== What is needed ==
All the entries need to be quoted exactly, apart from the pictures, which you should drop.

**********

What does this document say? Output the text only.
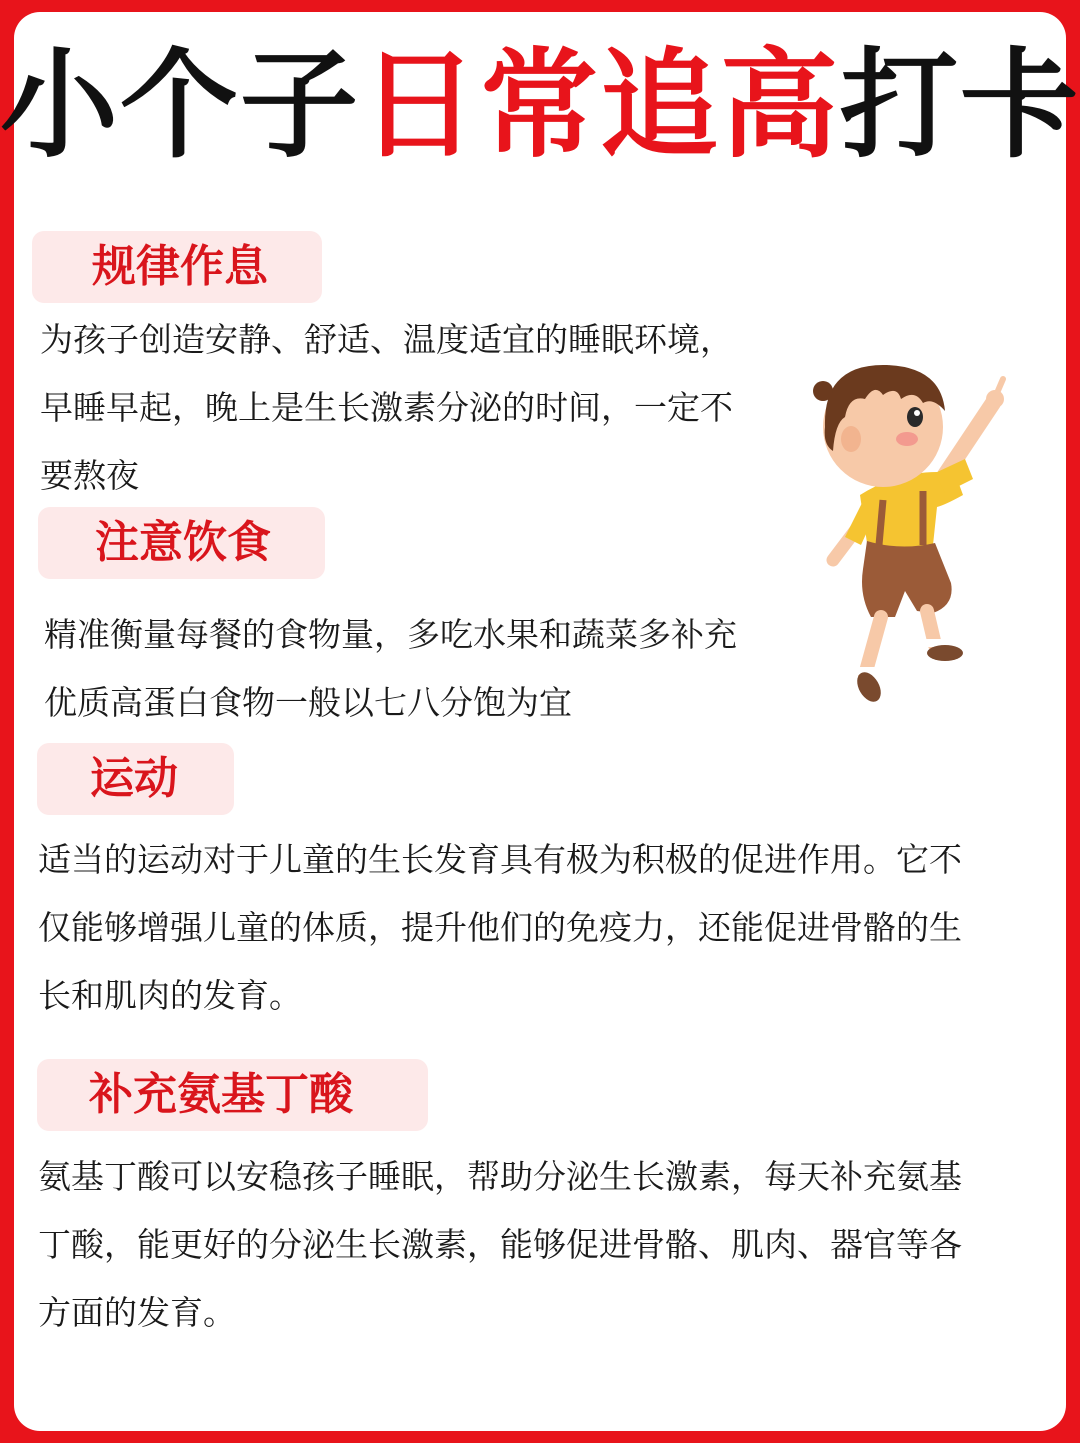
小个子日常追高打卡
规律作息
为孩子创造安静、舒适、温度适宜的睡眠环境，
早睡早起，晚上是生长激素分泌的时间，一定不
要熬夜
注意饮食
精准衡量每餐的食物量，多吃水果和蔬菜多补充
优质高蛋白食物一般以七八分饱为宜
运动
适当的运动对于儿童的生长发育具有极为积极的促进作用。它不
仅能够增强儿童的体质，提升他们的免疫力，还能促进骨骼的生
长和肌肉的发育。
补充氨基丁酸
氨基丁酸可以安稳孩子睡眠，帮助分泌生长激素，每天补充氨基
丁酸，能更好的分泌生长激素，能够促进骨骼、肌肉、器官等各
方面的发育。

**********

== Result for this exercise ==
What does this document say? Output the text only.
小个子日常追高打卡
规律作息
为孩子创造安静、舒适、温度适宜的睡眠环境，
早睡早起，晚上是生长激素分泌的时间，一定不
要熬夜
注意饮食
精准衡量每餐的食物量，多吃水果和蔬菜多补充
优质高蛋白食物一般以七八分饱为宜
运动
适当的运动对于儿童的生长发育具有极为积极的促进作用。它不
仅能够增强儿童的体质，提升他们的免疫力，还能促进骨骼的生
长和肌肉的发育。
补充氨基丁酸
氨基丁酸可以安稳孩子睡眠，帮助分泌生长激素，每天补充氨基
丁酸，能更好的分泌生长激素，能够促进骨骼、肌肉、器官等各
方面的发育。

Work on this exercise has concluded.